## EXERCISE DESCRIPTION
Pick out every line of the entries below where "name" occurs, and copy those lines.

## RECORDS FOR THE EXERCISE

______

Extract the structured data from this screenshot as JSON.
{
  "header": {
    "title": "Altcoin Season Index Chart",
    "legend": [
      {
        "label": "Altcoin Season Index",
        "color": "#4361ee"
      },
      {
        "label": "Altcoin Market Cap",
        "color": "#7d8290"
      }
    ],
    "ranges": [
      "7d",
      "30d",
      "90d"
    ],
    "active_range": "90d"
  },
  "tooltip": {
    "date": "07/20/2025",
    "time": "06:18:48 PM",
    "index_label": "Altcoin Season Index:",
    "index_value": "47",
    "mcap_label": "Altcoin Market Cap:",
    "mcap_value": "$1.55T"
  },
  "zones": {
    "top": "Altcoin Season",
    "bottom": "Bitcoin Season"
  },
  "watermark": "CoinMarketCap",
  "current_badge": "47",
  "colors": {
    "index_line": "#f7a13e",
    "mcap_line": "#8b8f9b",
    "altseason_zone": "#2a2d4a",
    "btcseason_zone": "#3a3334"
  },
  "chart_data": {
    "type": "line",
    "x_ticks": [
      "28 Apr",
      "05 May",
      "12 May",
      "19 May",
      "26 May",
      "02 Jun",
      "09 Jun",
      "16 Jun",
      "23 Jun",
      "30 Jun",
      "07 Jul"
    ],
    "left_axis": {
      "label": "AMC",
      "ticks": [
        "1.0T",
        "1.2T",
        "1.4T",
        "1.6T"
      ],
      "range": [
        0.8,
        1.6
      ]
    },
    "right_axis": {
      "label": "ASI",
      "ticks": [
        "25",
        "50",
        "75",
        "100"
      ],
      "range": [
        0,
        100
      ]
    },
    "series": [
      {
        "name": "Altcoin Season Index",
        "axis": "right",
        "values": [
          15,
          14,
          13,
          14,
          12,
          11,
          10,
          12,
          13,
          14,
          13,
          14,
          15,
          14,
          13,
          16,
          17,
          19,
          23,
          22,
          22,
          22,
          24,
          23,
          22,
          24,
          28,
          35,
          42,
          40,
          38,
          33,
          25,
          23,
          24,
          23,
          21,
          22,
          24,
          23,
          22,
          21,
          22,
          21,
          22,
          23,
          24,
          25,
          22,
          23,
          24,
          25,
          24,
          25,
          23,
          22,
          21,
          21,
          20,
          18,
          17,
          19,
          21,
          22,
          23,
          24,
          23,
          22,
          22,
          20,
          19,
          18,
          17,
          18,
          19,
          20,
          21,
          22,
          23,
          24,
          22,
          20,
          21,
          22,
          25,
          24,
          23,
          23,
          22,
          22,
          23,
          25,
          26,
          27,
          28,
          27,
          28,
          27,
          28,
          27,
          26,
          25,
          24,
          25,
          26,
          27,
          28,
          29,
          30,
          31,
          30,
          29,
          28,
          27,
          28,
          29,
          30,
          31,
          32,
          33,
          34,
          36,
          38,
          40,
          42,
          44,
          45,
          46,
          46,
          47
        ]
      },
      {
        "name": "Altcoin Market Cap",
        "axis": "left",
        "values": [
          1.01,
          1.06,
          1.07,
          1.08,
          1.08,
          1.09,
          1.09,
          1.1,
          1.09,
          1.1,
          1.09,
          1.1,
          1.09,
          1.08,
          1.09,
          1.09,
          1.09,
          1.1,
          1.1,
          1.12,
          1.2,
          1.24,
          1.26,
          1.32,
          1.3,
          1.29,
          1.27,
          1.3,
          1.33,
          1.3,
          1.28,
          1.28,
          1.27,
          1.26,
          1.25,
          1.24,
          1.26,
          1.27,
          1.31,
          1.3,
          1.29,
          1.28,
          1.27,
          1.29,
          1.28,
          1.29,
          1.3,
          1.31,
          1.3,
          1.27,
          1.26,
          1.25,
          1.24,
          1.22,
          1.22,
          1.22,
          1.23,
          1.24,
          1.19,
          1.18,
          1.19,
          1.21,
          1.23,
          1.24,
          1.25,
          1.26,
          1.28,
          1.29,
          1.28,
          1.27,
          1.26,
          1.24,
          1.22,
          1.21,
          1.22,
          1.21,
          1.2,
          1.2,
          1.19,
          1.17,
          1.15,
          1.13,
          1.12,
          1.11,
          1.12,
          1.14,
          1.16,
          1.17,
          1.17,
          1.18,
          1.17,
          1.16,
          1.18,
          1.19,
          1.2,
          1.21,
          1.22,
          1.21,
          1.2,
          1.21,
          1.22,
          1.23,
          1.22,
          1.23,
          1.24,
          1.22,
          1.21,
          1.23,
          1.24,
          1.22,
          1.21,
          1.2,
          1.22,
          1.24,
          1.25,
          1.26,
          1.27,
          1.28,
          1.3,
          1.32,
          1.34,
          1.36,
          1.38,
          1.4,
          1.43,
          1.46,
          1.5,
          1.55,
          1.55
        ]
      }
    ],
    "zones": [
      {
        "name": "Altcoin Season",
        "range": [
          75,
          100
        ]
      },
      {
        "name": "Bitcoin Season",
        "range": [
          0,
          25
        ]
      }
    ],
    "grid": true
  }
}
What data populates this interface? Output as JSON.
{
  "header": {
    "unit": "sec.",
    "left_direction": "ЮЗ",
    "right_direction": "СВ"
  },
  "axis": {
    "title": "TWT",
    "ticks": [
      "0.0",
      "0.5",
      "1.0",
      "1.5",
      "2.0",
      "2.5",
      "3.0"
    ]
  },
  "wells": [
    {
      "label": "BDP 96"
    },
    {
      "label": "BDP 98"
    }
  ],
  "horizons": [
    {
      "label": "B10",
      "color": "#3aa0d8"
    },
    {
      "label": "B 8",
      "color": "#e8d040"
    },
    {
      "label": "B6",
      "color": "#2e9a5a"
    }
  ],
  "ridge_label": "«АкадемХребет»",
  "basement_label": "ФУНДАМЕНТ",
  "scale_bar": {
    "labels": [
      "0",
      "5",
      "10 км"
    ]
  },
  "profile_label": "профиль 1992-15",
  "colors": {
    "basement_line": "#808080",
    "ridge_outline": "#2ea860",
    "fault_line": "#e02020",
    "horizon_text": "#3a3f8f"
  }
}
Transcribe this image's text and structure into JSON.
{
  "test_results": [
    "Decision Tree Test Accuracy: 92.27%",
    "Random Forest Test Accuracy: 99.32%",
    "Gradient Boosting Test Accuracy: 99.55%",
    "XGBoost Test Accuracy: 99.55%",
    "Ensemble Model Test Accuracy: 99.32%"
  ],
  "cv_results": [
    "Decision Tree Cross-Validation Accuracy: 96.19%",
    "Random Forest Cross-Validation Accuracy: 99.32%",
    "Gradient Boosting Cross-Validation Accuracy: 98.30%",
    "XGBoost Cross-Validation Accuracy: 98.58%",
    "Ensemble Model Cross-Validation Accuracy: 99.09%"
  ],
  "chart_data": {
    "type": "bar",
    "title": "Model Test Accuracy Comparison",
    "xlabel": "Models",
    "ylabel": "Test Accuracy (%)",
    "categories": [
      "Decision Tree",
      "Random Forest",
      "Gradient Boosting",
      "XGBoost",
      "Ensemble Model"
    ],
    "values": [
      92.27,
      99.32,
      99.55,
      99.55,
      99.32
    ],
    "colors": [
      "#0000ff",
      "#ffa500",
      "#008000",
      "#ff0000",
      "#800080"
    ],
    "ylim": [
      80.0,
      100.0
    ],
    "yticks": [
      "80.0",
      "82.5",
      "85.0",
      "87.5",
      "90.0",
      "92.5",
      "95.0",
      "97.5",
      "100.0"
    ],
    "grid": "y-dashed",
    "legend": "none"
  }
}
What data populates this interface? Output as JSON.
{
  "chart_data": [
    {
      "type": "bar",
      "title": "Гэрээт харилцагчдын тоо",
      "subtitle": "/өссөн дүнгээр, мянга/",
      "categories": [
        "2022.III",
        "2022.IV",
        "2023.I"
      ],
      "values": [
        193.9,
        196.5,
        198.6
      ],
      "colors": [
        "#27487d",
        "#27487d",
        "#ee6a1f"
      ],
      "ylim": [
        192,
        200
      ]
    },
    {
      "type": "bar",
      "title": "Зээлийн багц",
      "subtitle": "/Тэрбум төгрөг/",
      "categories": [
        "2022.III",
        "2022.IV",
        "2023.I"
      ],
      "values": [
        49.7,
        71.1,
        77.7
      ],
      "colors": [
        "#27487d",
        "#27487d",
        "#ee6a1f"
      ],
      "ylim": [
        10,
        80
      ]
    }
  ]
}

______

## FULL RESPONSE
        "name": "Altcoin Season Index",
        "name": "Altcoin Market Cap",
        "name": "Altcoin Season",
        "name": "Bitcoin Season",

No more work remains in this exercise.